- _Listed records_
================
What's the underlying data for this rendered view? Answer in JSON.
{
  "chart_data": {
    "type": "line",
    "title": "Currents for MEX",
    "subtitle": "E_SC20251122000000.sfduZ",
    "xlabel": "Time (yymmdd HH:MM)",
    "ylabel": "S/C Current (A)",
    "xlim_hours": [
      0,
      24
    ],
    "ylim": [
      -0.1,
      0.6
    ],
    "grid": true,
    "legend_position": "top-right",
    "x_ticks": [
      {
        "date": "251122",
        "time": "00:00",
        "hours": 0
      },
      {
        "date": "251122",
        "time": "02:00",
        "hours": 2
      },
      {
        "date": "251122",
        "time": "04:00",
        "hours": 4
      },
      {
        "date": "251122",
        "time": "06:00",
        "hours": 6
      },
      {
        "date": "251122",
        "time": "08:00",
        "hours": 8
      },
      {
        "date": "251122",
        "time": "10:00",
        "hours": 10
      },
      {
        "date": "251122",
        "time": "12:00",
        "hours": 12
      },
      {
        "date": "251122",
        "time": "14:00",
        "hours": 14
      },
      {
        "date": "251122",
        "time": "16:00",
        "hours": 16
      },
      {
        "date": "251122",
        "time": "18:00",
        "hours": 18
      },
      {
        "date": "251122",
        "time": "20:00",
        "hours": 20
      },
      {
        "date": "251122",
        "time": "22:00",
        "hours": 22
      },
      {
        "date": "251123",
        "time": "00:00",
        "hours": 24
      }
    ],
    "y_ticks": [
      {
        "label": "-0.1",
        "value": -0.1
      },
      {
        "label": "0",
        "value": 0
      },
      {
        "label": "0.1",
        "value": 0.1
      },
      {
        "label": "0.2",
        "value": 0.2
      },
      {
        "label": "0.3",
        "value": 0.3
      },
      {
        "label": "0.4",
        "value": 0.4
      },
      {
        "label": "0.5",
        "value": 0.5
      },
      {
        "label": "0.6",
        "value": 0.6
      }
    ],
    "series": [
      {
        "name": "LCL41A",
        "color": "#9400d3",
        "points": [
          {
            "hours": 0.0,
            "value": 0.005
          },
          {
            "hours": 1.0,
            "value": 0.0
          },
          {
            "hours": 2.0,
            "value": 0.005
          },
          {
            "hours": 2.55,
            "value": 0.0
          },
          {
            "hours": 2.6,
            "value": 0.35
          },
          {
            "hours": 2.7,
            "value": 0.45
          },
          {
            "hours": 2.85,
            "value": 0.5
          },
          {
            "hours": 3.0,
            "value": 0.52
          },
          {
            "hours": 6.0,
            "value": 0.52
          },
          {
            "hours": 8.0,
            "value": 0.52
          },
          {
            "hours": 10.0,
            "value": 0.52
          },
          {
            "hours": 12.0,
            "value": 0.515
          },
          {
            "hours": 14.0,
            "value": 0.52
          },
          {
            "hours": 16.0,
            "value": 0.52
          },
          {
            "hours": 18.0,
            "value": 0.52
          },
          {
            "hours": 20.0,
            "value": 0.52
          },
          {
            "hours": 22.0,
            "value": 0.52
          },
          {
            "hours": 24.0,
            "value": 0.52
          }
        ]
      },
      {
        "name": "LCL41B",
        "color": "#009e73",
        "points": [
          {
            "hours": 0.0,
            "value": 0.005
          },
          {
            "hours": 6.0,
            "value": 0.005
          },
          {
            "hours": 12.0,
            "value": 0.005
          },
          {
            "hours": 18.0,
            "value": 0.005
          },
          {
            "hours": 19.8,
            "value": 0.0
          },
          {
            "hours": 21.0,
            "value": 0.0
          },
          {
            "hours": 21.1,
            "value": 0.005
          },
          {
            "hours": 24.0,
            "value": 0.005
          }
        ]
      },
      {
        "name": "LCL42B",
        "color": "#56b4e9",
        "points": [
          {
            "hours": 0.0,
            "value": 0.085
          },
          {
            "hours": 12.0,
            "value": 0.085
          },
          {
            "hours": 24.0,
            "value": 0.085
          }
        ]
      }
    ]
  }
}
================
- _Task prompt_
Using the material above, copy every line in which the string "name" occurs.

- _Output for this exercise_
        "name": "LCL41A",
        "name": "LCL41B",
        "name": "LCL42B",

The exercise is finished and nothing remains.